- [TASK DESCRIPTION]:
Output each entry below as it stands, leaving out every picture.

>> Begin INPUT MATERIAL

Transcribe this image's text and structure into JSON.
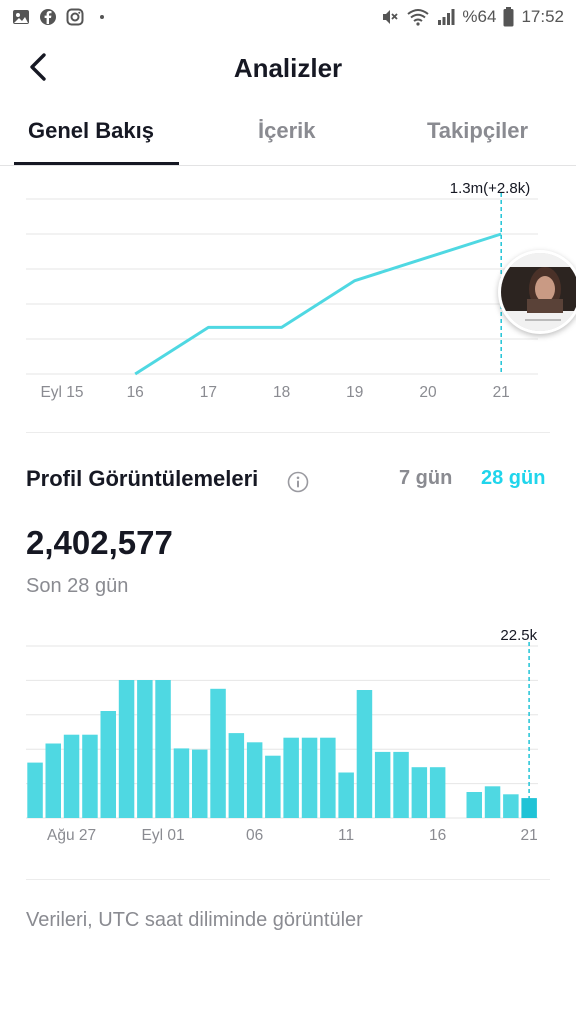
{
  "status_bar": {
    "battery": "%64",
    "time": "17:52",
    "left_icons": [
      "gallery-icon",
      "facebook-icon",
      "instagram-icon",
      "dot-icon"
    ],
    "right_icons": [
      "mute-icon",
      "wifi-icon",
      "signal-icon",
      "battery-icon"
    ]
  },
  "header": {
    "title": "Analizler"
  },
  "tabs": [
    {
      "label": "Genel Bakış",
      "active": true
    },
    {
      "label": "İçerik",
      "active": false
    },
    {
      "label": "Takipçiler",
      "active": false
    }
  ],
  "video_views_chart": {
    "chart_data": {
      "type": "line",
      "categories": [
        "Eyl 15",
        "16",
        "17",
        "18",
        "19",
        "20",
        "21"
      ],
      "values": [
        null,
        0,
        1,
        1,
        2,
        2.5,
        3
      ],
      "highlight_label": "1.3m(+2.8k)",
      "highlight_index": 6,
      "gridlines": 6,
      "color": "#4fd8e2"
    }
  },
  "profile_views": {
    "title": "Profil Görüntülemeleri",
    "range_7": "7 gün",
    "range_28": "28 gün",
    "selected_range": "28 gün",
    "total": "2,402,577",
    "period": "Son 28 gün",
    "chart_data": {
      "type": "bar",
      "tick_labels": [
        "Ağu 27",
        "Eyl 01",
        "06",
        "11",
        "16",
        "21"
      ],
      "tick_positions": [
        2,
        7,
        12,
        17,
        22,
        27
      ],
      "values": [
        14.5,
        19.5,
        21.8,
        21.8,
        28.0,
        36.1,
        36.1,
        36.1,
        18.2,
        17.9,
        33.8,
        22.2,
        19.8,
        16.3,
        21.0,
        21.0,
        21.0,
        11.9,
        33.5,
        17.3,
        17.3,
        13.3,
        13.3,
        null,
        6.8,
        8.3,
        6.2,
        5.2
      ],
      "highlight_label": "22.5k",
      "highlight_index": 27,
      "ylim": [
        0,
        45
      ],
      "gridlines": 6,
      "color": "#4fd8e2",
      "highlight_color": "#20c3d6"
    }
  },
  "footnote": "Verileri, UTC saat diliminde görüntüler"
}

>> End INPUT MATERIAL

- [ANSWER BELOW]:
Transcribe this image's text and structure into JSON.
{
  "status_bar": {
    "battery": "%64",
    "time": "17:52",
    "left_icons": [
      "gallery-icon",
      "facebook-icon",
      "instagram-icon",
      "dot-icon"
    ],
    "right_icons": [
      "mute-icon",
      "wifi-icon",
      "signal-icon",
      "battery-icon"
    ]
  },
  "header": {
    "title": "Analizler"
  },
  "tabs": [
    {
      "label": "Genel Bakış",
      "active": true
    },
    {
      "label": "İçerik",
      "active": false
    },
    {
      "label": "Takipçiler",
      "active": false
    }
  ],
  "video_views_chart": {
    "chart_data": {
      "type": "line",
      "categories": [
        "Eyl 15",
        "16",
        "17",
        "18",
        "19",
        "20",
        "21"
      ],
      "values": [
        null,
        0,
        1,
        1,
        2,
        2.5,
        3
      ],
      "highlight_label": "1.3m(+2.8k)",
      "highlight_index": 6,
      "gridlines": 6,
      "color": "#4fd8e2"
    }
  },
  "profile_views": {
    "title": "Profil Görüntülemeleri",
    "range_7": "7 gün",
    "range_28": "28 gün",
    "selected_range": "28 gün",
    "total": "2,402,577",
    "period": "Son 28 gün",
    "chart_data": {
      "type": "bar",
      "tick_labels": [
        "Ağu 27",
        "Eyl 01",
        "06",
        "11",
        "16",
        "21"
      ],
      "tick_positions": [
        2,
        7,
        12,
        17,
        22,
        27
      ],
      "values": [
        14.5,
        19.5,
        21.8,
        21.8,
        28.0,
        36.1,
        36.1,
        36.1,
        18.2,
        17.9,
        33.8,
        22.2,
        19.8,
        16.3,
        21.0,
        21.0,
        21.0,
        11.9,
        33.5,
        17.3,
        17.3,
        13.3,
        13.3,
        null,
        6.8,
        8.3,
        6.2,
        5.2
      ],
      "highlight_label": "22.5k",
      "highlight_index": 27,
      "ylim": [
        0,
        45
      ],
      "gridlines": 6,
      "color": "#4fd8e2",
      "highlight_color": "#20c3d6"
    }
  },
  "footnote": "Verileri, UTC saat diliminde görüntüler"
}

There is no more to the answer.